TEXT SECTION:
The Earth Trust manages Wittenham Clumps, Little Wittenham Wood and Neptune Wood. It ensures wildlife is protected and gives people the opportunity to enjoy and value the natural world.
Event organiser Emma Newman said it was a huge success and thanked volunteers, supporters, villagers and the council for helping what she said had become a firm favourite in the village calendar.
Mrs Newman said: “Earth Trust members have been enormously helpful over the last three years providing wood, helping to build the bonfire and this year providing the majority of the fencing.”
The Sylva Foundation runs the Wood Centre in Little Wittenham Road. It houses a variety of craft workshops promoting the use of natural wood. The Foundation is creating a community orchard and next year begins work on planting a new forest.
The organisers decided to support the Stroke Association in memory of a Laura Marshall a resident of Long Wittenham and a friend of many of the volunteers at the event. Laura died two years ago.

Annotated region listings:
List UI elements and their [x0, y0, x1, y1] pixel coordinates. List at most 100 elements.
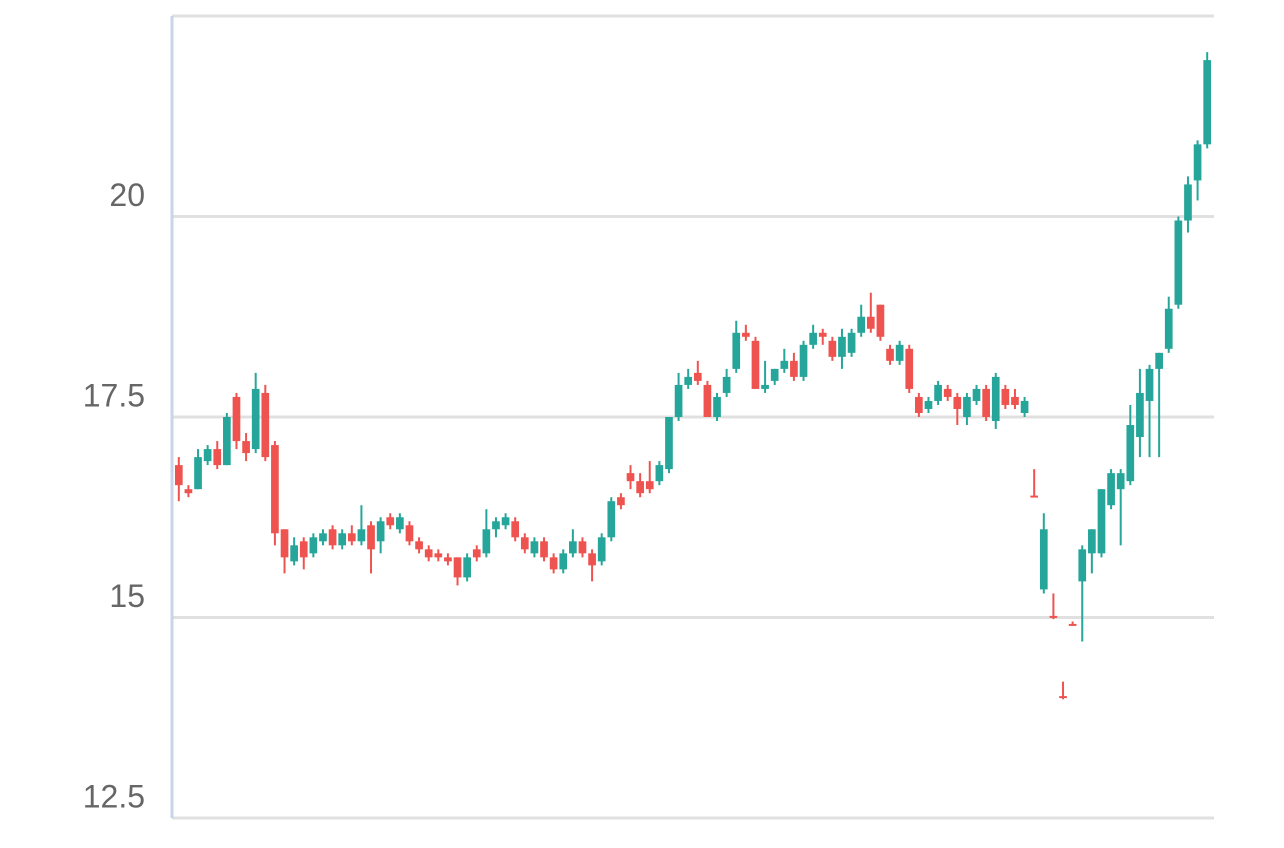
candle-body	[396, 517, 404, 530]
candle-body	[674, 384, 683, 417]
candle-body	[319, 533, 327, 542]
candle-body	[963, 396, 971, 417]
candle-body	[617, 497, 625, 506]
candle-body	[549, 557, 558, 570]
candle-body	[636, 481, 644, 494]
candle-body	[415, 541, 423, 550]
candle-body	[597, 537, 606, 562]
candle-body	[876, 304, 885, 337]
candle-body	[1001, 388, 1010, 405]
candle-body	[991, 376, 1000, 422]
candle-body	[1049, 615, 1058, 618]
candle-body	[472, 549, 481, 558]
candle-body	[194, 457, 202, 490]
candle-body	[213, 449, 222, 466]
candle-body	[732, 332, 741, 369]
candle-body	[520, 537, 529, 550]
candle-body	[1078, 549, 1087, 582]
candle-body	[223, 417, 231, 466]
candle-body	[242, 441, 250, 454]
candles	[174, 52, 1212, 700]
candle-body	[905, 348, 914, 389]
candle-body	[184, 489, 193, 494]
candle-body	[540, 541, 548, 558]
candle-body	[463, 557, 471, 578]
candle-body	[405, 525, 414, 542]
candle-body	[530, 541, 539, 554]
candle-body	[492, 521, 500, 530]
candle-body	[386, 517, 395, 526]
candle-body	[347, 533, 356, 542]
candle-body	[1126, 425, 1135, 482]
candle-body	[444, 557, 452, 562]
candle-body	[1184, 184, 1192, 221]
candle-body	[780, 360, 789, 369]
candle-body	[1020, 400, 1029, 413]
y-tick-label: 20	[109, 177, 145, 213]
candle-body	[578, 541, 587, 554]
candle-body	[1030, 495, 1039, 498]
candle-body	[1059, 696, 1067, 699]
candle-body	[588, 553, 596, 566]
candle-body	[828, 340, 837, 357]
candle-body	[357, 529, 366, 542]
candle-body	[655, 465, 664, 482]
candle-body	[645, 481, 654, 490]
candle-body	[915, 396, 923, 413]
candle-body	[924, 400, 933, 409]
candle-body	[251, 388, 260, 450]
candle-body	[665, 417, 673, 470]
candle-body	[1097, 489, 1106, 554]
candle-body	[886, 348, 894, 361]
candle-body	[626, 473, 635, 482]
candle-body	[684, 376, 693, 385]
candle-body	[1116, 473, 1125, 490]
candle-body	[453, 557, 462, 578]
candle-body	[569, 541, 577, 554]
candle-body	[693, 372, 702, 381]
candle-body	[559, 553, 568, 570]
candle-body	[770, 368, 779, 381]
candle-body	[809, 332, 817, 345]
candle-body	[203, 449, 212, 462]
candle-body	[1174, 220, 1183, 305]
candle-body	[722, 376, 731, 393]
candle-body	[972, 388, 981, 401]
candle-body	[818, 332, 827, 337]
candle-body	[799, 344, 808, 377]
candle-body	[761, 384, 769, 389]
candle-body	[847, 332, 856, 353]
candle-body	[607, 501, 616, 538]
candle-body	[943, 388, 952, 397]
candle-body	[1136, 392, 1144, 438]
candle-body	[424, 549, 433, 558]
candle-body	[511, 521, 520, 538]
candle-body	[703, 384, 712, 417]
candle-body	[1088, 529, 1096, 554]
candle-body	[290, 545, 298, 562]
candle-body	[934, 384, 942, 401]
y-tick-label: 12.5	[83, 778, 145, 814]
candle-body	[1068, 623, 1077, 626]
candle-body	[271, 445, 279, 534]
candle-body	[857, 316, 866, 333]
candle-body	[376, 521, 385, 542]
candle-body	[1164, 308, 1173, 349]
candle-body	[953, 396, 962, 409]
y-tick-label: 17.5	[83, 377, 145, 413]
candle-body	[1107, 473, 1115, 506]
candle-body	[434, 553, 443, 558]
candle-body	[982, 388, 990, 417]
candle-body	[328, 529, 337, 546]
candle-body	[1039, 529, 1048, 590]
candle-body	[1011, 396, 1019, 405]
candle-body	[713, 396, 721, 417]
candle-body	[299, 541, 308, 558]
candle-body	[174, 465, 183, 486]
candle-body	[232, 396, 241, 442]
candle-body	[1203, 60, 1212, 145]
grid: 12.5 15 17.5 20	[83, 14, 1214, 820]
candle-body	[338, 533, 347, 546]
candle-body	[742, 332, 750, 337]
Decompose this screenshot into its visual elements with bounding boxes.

GOAL OF THE EXERCISE: Continue the village bonfire article above, picking up after its final sentence.

ANSWER FOR THE TASK:
Sally Duff who heads the parish council’s events section said: “The parish council has taken overall responsibility for the event which means insurance cover is much easier and more financially viable. It’s a pleasure working in partnership with Wittenham Warriors which has years of experience in organising the event.”
“It was a wonderful advert for what can be achieved when the community works together. So many groups and volunteers in our village contributed to making the evening a success. The willingness of villagers to get involved and make things happen is a big part of what makes living in Long Wittenham so special.”